**Task brief**
Pull every line that holds the word "text" from the entries.

━━━━━━━━━━━━━━━━━━━━

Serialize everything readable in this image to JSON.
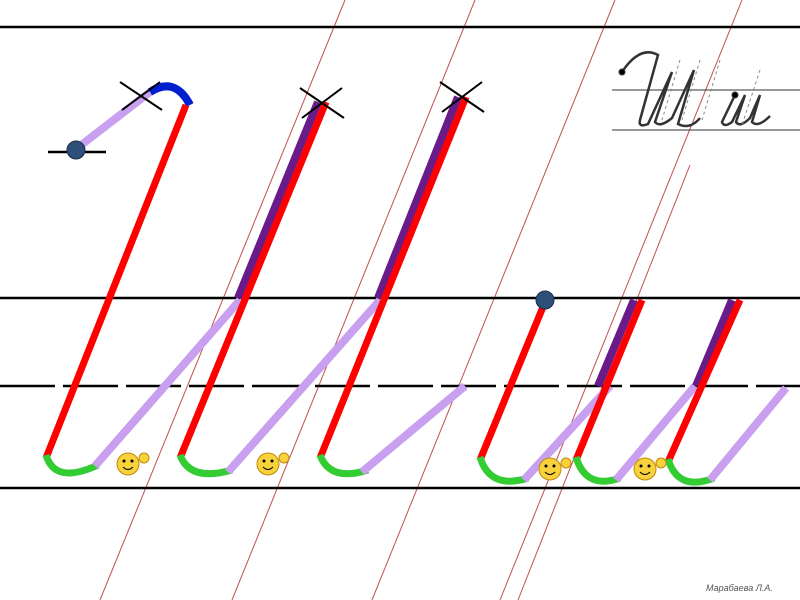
{
  "footer": {
    "author": "Марабаева Л.А."
  }
}
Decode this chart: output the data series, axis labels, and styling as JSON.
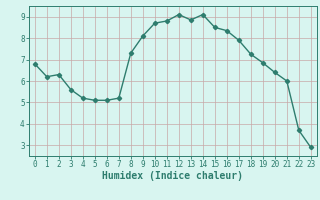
{
  "x": [
    0,
    1,
    2,
    3,
    4,
    5,
    6,
    7,
    8,
    9,
    10,
    11,
    12,
    13,
    14,
    15,
    16,
    17,
    18,
    19,
    20,
    21,
    22,
    23
  ],
  "y": [
    6.8,
    6.2,
    6.3,
    5.6,
    5.2,
    5.1,
    5.1,
    5.2,
    7.3,
    8.1,
    8.7,
    8.8,
    9.1,
    8.85,
    9.1,
    8.5,
    8.35,
    7.9,
    7.25,
    6.85,
    6.4,
    6.0,
    3.7,
    2.9
  ],
  "line_color": "#2e7d6e",
  "marker": "D",
  "marker_size": 2.2,
  "bg_color": "#d8f5f0",
  "major_grid_color": "#c8a8a8",
  "xlabel": "Humidex (Indice chaleur)",
  "xlim": [
    -0.5,
    23.5
  ],
  "ylim": [
    2.5,
    9.5
  ],
  "yticks": [
    3,
    4,
    5,
    6,
    7,
    8,
    9
  ],
  "xticks": [
    0,
    1,
    2,
    3,
    4,
    5,
    6,
    7,
    8,
    9,
    10,
    11,
    12,
    13,
    14,
    15,
    16,
    17,
    18,
    19,
    20,
    21,
    22,
    23
  ],
  "tick_label_fontsize": 5.5,
  "xlabel_fontsize": 7.0,
  "line_width": 1.0
}
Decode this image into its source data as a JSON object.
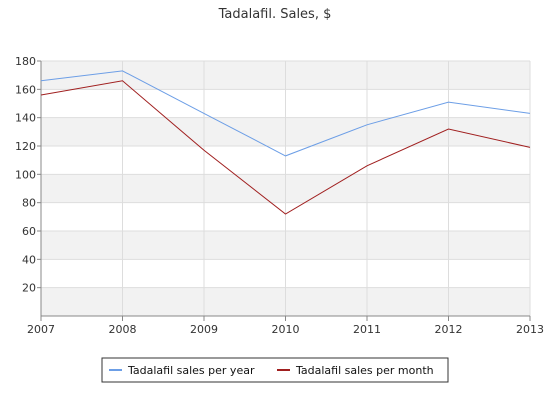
{
  "chart_data": {
    "type": "line",
    "title": "Tadalafil. Sales, $",
    "xlabel": "",
    "ylabel": "",
    "x": [
      "2007",
      "2008",
      "2009",
      "2010",
      "2011",
      "2012",
      "2013"
    ],
    "xlim": [
      2007,
      2013
    ],
    "ylim": [
      0,
      180
    ],
    "yticks": [
      20,
      40,
      60,
      80,
      100,
      120,
      140,
      160,
      180
    ],
    "grid": true,
    "banded_background": true,
    "legend_position": "bottom-center",
    "series": [
      {
        "name": "Tadalafil sales per year",
        "color": "#6c9ee6",
        "values": [
          166,
          173,
          143,
          113,
          135,
          151,
          143
        ]
      },
      {
        "name": "Tadalafil sales per month",
        "color": "#a01f1f",
        "values": [
          156,
          166,
          117,
          72,
          106,
          132,
          119
        ]
      }
    ]
  }
}
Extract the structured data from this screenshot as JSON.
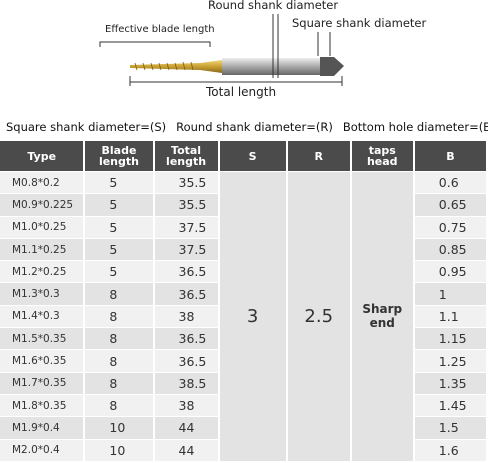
{
  "diagram": {
    "blade_label": "Effective blade length",
    "round_label": "Round shank diameter",
    "square_label": "Square shank diameter",
    "total_label": "Total length"
  },
  "legend": [
    "Square shank diameter=(S)",
    "Round shank diameter=(R)",
    "Bottom hole diameter=(B)"
  ],
  "table": {
    "headers": [
      "Type",
      "Blade length",
      "Total length",
      "S",
      "R",
      "taps head",
      "B"
    ],
    "rows": [
      [
        "M0.8*0.2",
        5,
        35.5,
        0.6
      ],
      [
        "M0.9*0.225",
        5,
        35.5,
        0.65
      ],
      [
        "M1.0*0.25",
        5,
        37.5,
        0.75
      ],
      [
        "M1.1*0.25",
        5,
        37.5,
        0.85
      ],
      [
        "M1.2*0.25",
        5,
        36.5,
        0.95
      ],
      [
        "M1.3*0.3",
        8,
        36.5,
        1
      ],
      [
        "M1.4*0.3",
        8,
        38,
        1.1
      ],
      [
        "M1.5*0.35",
        8,
        36.5,
        1.15
      ],
      [
        "M1.6*0.35",
        8,
        36.5,
        1.25
      ],
      [
        "M1.7*0.35",
        8,
        38.5,
        1.35
      ],
      [
        "M1.8*0.35",
        8,
        38,
        1.45
      ],
      [
        "M1.9*0.4",
        10,
        44,
        1.5
      ],
      [
        "M2.0*0.4",
        10,
        44,
        1.6
      ]
    ],
    "S": 3,
    "R": 2.5,
    "taps_head": "Sharp end"
  }
}
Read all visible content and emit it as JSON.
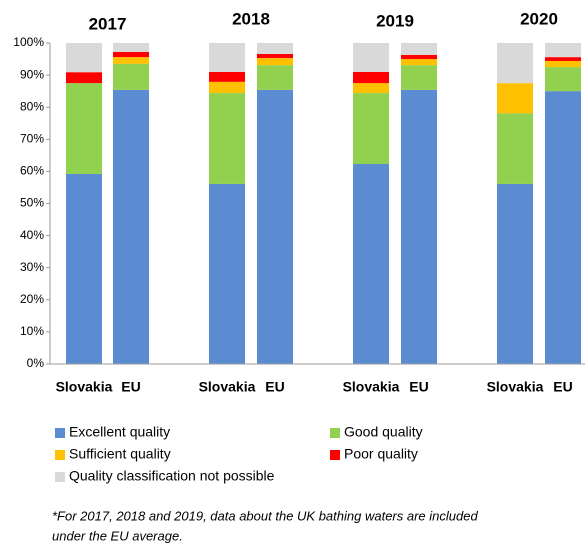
{
  "chart_data": {
    "type": "stacked_bar",
    "groups": [
      "2017",
      "2018",
      "2019",
      "2020"
    ],
    "categories": [
      "Slovakia",
      "EU",
      "Slovakia",
      "EU",
      "Slovakia",
      "EU",
      "Slovakia",
      "EU"
    ],
    "series": [
      {
        "name": "Excellent quality",
        "color": "#5b8bd0",
        "values": [
          59.2,
          85.4,
          56.1,
          85.4,
          62.3,
          85.4,
          56.1,
          85.0
        ]
      },
      {
        "name": "Good quality",
        "color": "#92d050",
        "values": [
          28.3,
          8.1,
          28.3,
          7.7,
          22.1,
          7.7,
          22.0,
          7.5
        ]
      },
      {
        "name": "Sufficient quality",
        "color": "#ffc000",
        "values": [
          0,
          2.1,
          3.5,
          2.2,
          3.1,
          1.9,
          9.4,
          1.9
        ]
      },
      {
        "name": "Poor quality",
        "color": "#ff0000",
        "values": [
          3.4,
          1.6,
          3.1,
          1.3,
          3.5,
          1.3,
          0,
          1.2
        ]
      },
      {
        "name": "Quality classification not possible",
        "color": "#d9d9d9",
        "values": [
          9.1,
          2.8,
          9.0,
          3.4,
          9.0,
          3.7,
          12.5,
          4.4
        ]
      }
    ],
    "ylim": [
      0,
      100
    ],
    "yticks": [
      {
        "value": 0,
        "label": "0%"
      },
      {
        "value": 10,
        "label": "10%"
      },
      {
        "value": 20,
        "label": "20%"
      },
      {
        "value": 30,
        "label": "30%"
      },
      {
        "value": 40,
        "label": "40%"
      },
      {
        "value": 50,
        "label": "50%"
      },
      {
        "value": 60,
        "label": "60%"
      },
      {
        "value": 70,
        "label": "70%"
      },
      {
        "value": 80,
        "label": "80%"
      },
      {
        "value": 90,
        "label": "90%"
      },
      {
        "value": 100,
        "label": "100%"
      }
    ],
    "legend": "bottom",
    "footnote": [
      "*For 2017, 2018 and 2019,  data about the UK bathing waters are included",
      "under the EU average."
    ]
  }
}
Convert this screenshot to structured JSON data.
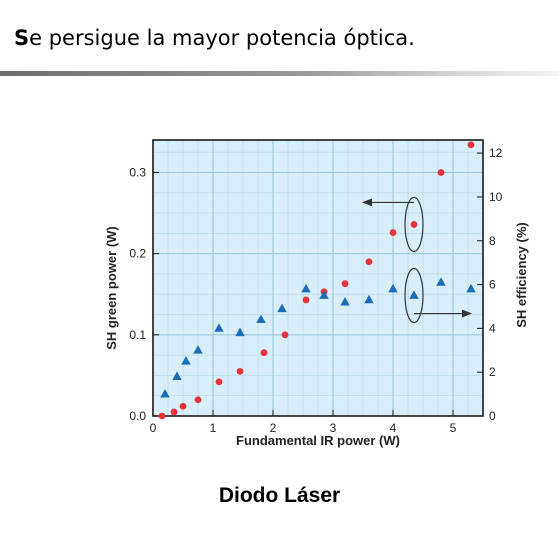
{
  "slide": {
    "title_initial": "S",
    "title_rest": "e persigue la mayor potencia óptica.",
    "caption": "Diodo Láser"
  },
  "colors": {
    "plot_background": "#d8eef8",
    "grid": "#9cc8de",
    "frame": "#1a1a1a",
    "green_power_marker": "#e8323c",
    "efficiency_marker": "#1b6eb4",
    "annotation": "#333333",
    "title_rule": "#8a8a8a"
  },
  "chart_data": {
    "type": "scatter",
    "xlabel": "Fundamental IR power (W)",
    "ylabel": "SH green power (W)",
    "y2label": "SH efficiency (%)",
    "xlim": [
      0,
      5.5
    ],
    "ylim": [
      0,
      0.34
    ],
    "y2lim": [
      0,
      12.6
    ],
    "xticks": [
      0,
      1,
      2,
      3,
      4,
      5
    ],
    "yticks": [
      0.0,
      0.1,
      0.2,
      0.3
    ],
    "ytick_labels": [
      "0.0",
      "0.1",
      "0.2",
      "0.3"
    ],
    "y2ticks": [
      0,
      2,
      4,
      6,
      8,
      10,
      12
    ],
    "grid": true,
    "series": [
      {
        "axis": "left",
        "marker": "circle",
        "x": [
          0.15,
          0.35,
          0.5,
          0.75,
          1.1,
          1.45,
          1.85,
          2.2,
          2.55,
          2.85,
          3.2,
          3.6,
          4.0,
          4.35,
          4.8,
          5.3
        ],
        "y": [
          0.0,
          0.005,
          0.012,
          0.02,
          0.042,
          0.055,
          0.078,
          0.1,
          0.143,
          0.153,
          0.163,
          0.19,
          0.226,
          0.236,
          0.3,
          0.334
        ]
      },
      {
        "axis": "right",
        "marker": "triangle",
        "x": [
          0.2,
          0.4,
          0.55,
          0.75,
          1.1,
          1.45,
          1.8,
          2.15,
          2.55,
          2.85,
          3.2,
          3.6,
          4.0,
          4.35,
          4.8,
          5.3
        ],
        "y": [
          1.0,
          1.8,
          2.5,
          3.0,
          4.0,
          3.8,
          4.4,
          4.9,
          5.8,
          5.5,
          5.2,
          5.3,
          5.8,
          5.5,
          6.1,
          5.8
        ]
      }
    ],
    "annotations": [
      {
        "target": "left",
        "arrow": "left",
        "ellipse_center": [
          4.35,
          0.236
        ],
        "arrow_to_x": 3.5
      },
      {
        "target": "right",
        "arrow": "right",
        "ellipse_center": [
          4.35,
          5.5
        ],
        "arrow_to_x": 5.3
      }
    ]
  }
}
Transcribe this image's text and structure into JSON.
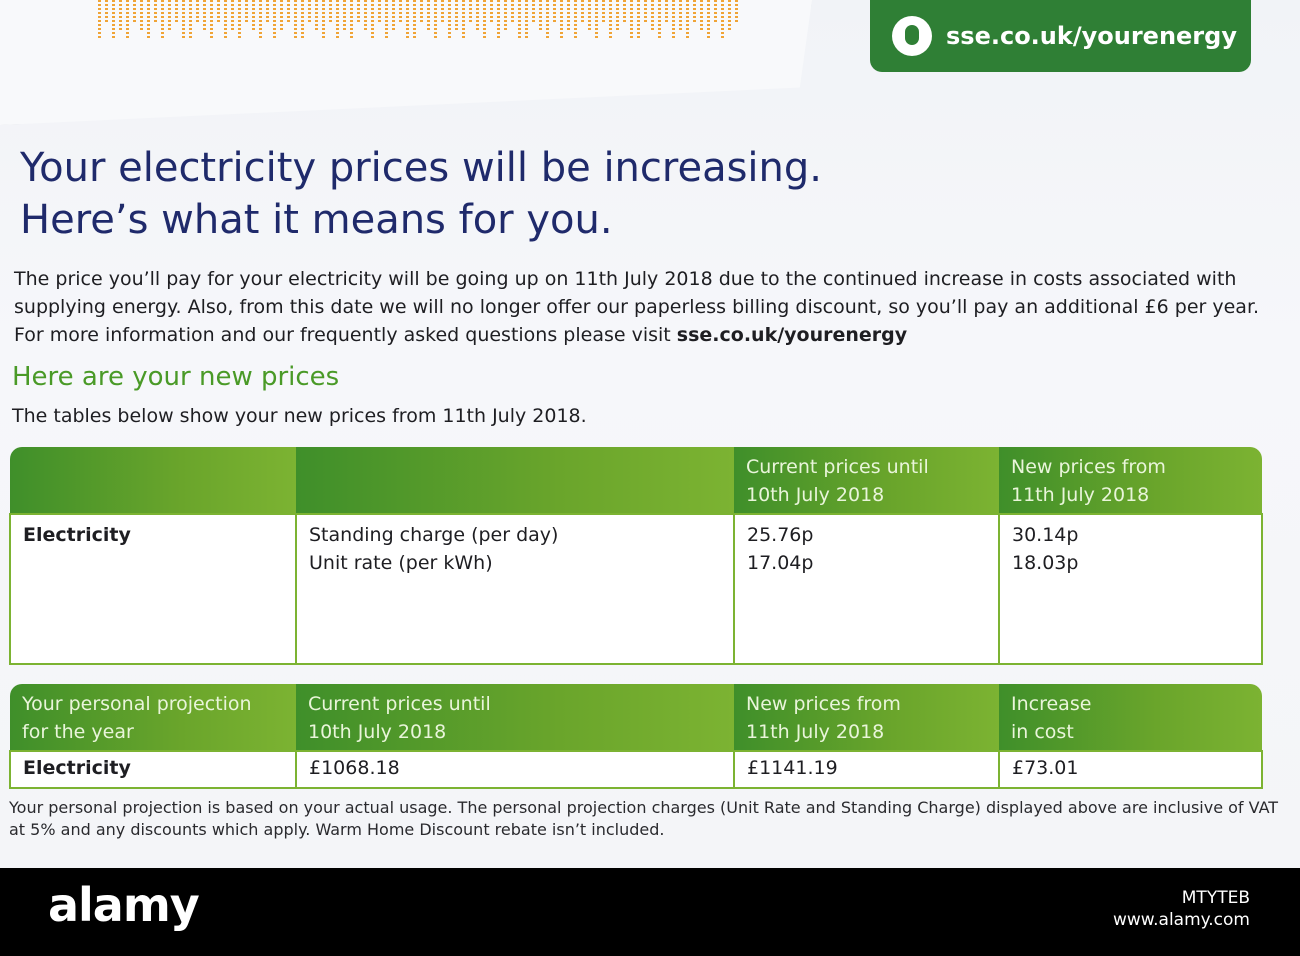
{
  "badge": {
    "url": "sse.co.uk/yourenergy",
    "icon": "mouse-icon"
  },
  "headline": {
    "line1": "Your electricity prices will be increasing.",
    "line2": "Here’s what it means for you."
  },
  "intro": {
    "text": "The price you’ll pay for your electricity will be going up on 11th July 2018 due to the continued increase in costs associated with supplying energy. Also, from this date we will no longer offer our paperless billing discount, so you’ll pay an additional £6 per year. For more information and our frequently asked questions please visit",
    "link": "sse.co.uk/yourenergy"
  },
  "section": {
    "heading": "Here are your new prices",
    "note": "The tables below show your new prices from 11th July 2018."
  },
  "prices_table": {
    "headers": [
      "",
      "",
      "Current prices until\n10th July 2018",
      "New prices from\n11th July 2018"
    ],
    "row": {
      "label": "Electricity",
      "items": [
        "Standing charge (per day)",
        "Unit rate (per kWh)"
      ],
      "current": [
        "25.76p",
        "17.04p"
      ],
      "new": [
        "30.14p",
        "18.03p"
      ]
    }
  },
  "projection_table": {
    "headers": [
      "Your personal projection\nfor the year",
      "Current prices until\n10th July 2018",
      "New prices from\n11th July 2018",
      "Increase\nin cost"
    ],
    "row": {
      "label": "Electricity",
      "current": "£1068.18",
      "new": "£1141.19",
      "increase": "£73.01"
    }
  },
  "footnote": "Your personal projection is based on your actual usage. The personal projection charges (Unit Rate and Standing Charge) displayed above are inclusive of VAT at 5% and any discounts which apply. Warm Home Discount rebate isn’t included.",
  "footer": {
    "logo": "alamy",
    "image_id": "MTYTEB",
    "site": "www.alamy.com"
  },
  "colors": {
    "brand_green": "#2f7f35",
    "table_green": "#7cb332",
    "headline_blue": "#1f2a6b",
    "subheading_green": "#4a9a27"
  }
}
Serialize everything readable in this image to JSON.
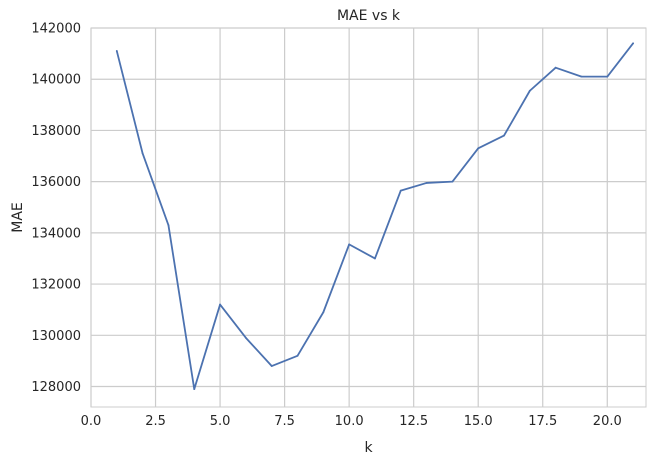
{
  "chart_data": {
    "type": "line",
    "title": "MAE vs k",
    "xlabel": "k",
    "ylabel": "MAE",
    "xlim": [
      0.0,
      21.5
    ],
    "ylim": [
      127200,
      142000
    ],
    "xticks": [
      0.0,
      2.5,
      5.0,
      7.5,
      10.0,
      12.5,
      15.0,
      17.5,
      20.0
    ],
    "xtick_labels": [
      "0.0",
      "2.5",
      "5.0",
      "7.5",
      "10.0",
      "12.5",
      "15.0",
      "17.5",
      "20.0"
    ],
    "yticks": [
      128000,
      130000,
      132000,
      134000,
      136000,
      138000,
      140000,
      142000
    ],
    "ytick_labels": [
      "128000",
      "130000",
      "132000",
      "134000",
      "136000",
      "138000",
      "140000",
      "142000"
    ],
    "grid": true,
    "series": [
      {
        "color": "#4c72b0",
        "x": [
          1,
          2,
          3,
          4,
          5,
          6,
          7,
          8,
          9,
          10,
          11,
          12,
          13,
          14,
          15,
          16,
          17,
          18,
          19,
          20,
          21
        ],
        "y": [
          141100,
          137100,
          134300,
          127900,
          131200,
          129900,
          128800,
          129200,
          130900,
          133550,
          133000,
          135650,
          135950,
          136000,
          137300,
          137800,
          139550,
          140450,
          140100,
          140100,
          141400
        ]
      }
    ]
  }
}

━━━━━━━━━━━━━━━━━━━━

**Answer to this problem**
Transcribe this image's text and structure into JSON.
    "text": "The price you’ll pay for your electricity will be going up on 11th July 2018 due to the continued increase in costs associated with supplying energy. Also, from this date we will no longer offer our paperless billing discount, so you’ll pay an additional £6 per year. For more information and our frequently asked questions please visit",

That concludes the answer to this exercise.